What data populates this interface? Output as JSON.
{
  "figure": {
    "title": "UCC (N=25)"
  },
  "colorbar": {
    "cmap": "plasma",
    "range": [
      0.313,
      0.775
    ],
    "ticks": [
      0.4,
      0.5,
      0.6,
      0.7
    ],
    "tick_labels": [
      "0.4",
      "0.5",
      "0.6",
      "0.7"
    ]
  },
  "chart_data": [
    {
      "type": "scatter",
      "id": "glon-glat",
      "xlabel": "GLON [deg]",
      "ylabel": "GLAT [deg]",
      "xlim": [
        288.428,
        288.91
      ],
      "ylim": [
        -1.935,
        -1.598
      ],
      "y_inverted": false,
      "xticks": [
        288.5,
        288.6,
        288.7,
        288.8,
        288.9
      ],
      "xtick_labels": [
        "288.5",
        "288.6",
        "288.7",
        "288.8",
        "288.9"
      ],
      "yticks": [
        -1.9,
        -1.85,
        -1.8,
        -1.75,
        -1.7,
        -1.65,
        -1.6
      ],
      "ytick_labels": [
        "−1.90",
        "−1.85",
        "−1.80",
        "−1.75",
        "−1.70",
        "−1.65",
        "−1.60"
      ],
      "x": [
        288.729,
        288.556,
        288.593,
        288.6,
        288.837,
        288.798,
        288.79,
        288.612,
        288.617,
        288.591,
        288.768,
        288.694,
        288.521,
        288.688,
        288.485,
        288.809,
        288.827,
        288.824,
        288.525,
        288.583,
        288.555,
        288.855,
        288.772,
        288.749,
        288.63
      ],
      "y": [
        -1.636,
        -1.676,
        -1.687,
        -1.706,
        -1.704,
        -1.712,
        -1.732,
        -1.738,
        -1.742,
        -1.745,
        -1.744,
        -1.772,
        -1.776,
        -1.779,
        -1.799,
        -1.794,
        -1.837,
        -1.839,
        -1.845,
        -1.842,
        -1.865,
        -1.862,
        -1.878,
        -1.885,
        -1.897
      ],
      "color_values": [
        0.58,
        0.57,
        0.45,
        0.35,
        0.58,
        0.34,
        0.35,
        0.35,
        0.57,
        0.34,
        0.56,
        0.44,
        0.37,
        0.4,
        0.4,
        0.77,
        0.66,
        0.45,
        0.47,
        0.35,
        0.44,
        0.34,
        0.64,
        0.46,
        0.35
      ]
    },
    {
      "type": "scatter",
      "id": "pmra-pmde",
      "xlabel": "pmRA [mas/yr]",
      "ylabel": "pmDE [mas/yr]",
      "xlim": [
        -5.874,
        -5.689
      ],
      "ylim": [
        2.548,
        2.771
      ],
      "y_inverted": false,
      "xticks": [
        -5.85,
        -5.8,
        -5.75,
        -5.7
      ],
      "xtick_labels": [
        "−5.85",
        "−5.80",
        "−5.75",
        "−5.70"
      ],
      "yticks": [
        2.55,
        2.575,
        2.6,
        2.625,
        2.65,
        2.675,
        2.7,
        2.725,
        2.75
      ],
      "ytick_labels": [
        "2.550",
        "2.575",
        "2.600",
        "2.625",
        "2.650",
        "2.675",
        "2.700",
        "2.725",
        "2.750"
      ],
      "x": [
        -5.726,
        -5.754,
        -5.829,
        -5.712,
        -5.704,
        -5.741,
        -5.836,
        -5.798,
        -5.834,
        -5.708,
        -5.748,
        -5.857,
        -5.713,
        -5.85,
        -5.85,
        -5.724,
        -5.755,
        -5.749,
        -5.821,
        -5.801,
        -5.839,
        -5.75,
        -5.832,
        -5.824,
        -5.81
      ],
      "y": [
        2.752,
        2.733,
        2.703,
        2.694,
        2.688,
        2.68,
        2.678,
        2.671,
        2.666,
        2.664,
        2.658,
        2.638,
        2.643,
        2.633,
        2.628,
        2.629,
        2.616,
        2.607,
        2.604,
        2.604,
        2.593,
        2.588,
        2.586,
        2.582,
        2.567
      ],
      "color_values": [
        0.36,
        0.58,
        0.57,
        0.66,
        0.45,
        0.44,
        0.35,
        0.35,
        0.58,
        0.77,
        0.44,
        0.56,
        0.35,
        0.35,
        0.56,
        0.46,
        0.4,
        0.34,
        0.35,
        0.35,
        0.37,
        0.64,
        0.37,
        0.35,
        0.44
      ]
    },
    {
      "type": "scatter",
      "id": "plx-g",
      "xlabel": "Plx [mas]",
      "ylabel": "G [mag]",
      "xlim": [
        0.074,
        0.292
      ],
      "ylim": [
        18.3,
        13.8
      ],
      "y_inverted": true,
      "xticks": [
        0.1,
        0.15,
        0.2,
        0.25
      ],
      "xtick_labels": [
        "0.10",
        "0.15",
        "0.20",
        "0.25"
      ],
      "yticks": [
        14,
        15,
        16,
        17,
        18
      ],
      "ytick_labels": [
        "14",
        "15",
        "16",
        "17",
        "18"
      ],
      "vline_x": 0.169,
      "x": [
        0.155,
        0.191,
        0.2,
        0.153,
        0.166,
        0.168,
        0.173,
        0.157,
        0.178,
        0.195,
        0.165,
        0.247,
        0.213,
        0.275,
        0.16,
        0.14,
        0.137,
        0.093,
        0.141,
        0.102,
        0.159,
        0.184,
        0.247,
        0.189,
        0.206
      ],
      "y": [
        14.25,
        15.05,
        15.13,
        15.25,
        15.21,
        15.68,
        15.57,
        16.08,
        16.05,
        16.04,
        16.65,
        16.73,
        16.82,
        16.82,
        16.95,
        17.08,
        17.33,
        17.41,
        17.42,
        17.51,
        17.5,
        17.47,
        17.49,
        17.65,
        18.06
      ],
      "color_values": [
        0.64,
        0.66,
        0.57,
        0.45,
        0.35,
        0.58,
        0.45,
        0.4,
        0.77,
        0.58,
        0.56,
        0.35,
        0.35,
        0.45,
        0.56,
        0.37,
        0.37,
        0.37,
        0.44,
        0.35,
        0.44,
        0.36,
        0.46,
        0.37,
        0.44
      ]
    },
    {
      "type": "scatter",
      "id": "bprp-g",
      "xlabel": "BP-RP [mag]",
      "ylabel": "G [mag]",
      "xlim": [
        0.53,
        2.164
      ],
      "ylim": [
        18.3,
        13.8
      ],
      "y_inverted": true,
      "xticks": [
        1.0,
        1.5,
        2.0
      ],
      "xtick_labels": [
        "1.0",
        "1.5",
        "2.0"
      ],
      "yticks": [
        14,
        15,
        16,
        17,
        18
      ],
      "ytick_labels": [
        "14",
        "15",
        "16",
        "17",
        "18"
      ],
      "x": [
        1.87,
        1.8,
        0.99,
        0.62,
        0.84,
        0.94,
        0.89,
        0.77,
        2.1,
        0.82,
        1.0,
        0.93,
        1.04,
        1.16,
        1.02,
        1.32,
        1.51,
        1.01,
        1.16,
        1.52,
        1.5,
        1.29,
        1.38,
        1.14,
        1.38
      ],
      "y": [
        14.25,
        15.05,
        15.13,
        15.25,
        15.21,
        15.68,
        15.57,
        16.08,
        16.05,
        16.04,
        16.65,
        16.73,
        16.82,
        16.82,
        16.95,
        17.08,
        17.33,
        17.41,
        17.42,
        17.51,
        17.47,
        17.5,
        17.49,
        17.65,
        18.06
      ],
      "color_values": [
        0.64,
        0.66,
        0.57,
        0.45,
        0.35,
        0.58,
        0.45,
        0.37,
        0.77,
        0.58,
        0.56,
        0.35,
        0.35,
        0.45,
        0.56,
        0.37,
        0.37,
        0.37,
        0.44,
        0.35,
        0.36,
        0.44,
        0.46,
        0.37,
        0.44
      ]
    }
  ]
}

==============================

--- Problem to solve ---
Find all lines with "xlabel" in them and copy each one.

--- Complete response ---
      "xlabel": "GLON [deg]",
      "xlabel": "pmRA [mas/yr]",
      "xlabel": "Plx [mas]",
      "xlabel": "BP-RP [mag]",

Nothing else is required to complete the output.